Your task
Select from the data all lines with the word "bonnes".

>> start

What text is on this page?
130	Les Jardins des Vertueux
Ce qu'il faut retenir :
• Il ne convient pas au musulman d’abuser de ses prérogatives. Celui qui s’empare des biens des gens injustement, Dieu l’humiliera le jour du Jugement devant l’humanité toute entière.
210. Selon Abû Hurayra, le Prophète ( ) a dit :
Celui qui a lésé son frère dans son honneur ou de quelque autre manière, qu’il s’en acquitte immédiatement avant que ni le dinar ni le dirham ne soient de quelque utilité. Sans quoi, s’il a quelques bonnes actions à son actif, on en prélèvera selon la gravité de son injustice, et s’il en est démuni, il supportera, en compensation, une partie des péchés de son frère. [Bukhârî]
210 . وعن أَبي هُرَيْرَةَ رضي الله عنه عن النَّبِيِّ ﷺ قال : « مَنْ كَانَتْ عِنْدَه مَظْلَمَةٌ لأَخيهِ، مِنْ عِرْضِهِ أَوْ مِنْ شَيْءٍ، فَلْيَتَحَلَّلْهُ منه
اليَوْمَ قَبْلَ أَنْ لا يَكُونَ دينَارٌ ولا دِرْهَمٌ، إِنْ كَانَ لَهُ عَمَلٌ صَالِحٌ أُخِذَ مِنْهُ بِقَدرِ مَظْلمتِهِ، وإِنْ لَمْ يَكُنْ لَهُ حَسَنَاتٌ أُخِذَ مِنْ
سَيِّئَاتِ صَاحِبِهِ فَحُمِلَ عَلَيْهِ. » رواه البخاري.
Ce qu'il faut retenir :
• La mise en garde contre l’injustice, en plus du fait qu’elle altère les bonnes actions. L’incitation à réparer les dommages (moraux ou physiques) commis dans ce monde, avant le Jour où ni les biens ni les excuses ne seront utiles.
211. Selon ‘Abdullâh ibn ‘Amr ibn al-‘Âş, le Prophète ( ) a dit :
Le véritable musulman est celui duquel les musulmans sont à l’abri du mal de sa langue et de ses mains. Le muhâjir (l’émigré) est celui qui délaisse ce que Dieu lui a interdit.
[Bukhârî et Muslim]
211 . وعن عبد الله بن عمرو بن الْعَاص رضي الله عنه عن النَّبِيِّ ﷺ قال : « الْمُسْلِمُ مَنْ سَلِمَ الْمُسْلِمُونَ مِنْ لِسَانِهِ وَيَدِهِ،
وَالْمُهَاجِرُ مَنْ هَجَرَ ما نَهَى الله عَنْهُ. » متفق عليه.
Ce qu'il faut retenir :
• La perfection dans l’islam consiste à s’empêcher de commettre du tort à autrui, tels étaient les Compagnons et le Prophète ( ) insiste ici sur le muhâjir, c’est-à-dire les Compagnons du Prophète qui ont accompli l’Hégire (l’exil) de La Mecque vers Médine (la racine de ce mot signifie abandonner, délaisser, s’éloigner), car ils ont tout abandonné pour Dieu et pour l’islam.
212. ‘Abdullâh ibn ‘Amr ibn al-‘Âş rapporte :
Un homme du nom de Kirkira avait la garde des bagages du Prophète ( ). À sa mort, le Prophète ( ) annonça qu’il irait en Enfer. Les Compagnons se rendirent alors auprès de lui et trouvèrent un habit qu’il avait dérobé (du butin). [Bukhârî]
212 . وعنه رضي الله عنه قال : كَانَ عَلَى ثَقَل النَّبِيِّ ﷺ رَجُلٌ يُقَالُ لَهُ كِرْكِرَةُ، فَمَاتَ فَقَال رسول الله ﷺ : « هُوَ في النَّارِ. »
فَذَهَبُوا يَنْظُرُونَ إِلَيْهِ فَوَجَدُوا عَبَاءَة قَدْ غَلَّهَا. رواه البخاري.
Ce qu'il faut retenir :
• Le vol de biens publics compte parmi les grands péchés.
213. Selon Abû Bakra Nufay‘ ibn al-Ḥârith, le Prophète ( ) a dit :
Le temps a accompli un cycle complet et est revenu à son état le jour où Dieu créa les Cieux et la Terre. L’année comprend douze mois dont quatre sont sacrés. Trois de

>> end

Exercise output
Celui qui a lésé son frère dans son honneur ou de quelque autre manière, qu’il s’en acquitte immédiatement avant que ni le dinar ni le dirham ne soient de quelque utilité. Sans quoi, s’il a quelques bonnes actions à son actif, on en prélèvera selon la gravité de son injustice, et s’il en est démuni, il supportera, en compensation, une partie des péchés de son frère. [Bukhârî]
• La mise en garde contre l’injustice, en plus du fait qu’elle altère les bonnes actions. L’incitation à réparer les dommages (moraux ou physiques) commis dans ce monde, avant le Jour où ni les biens ni les excuses ne seront utiles.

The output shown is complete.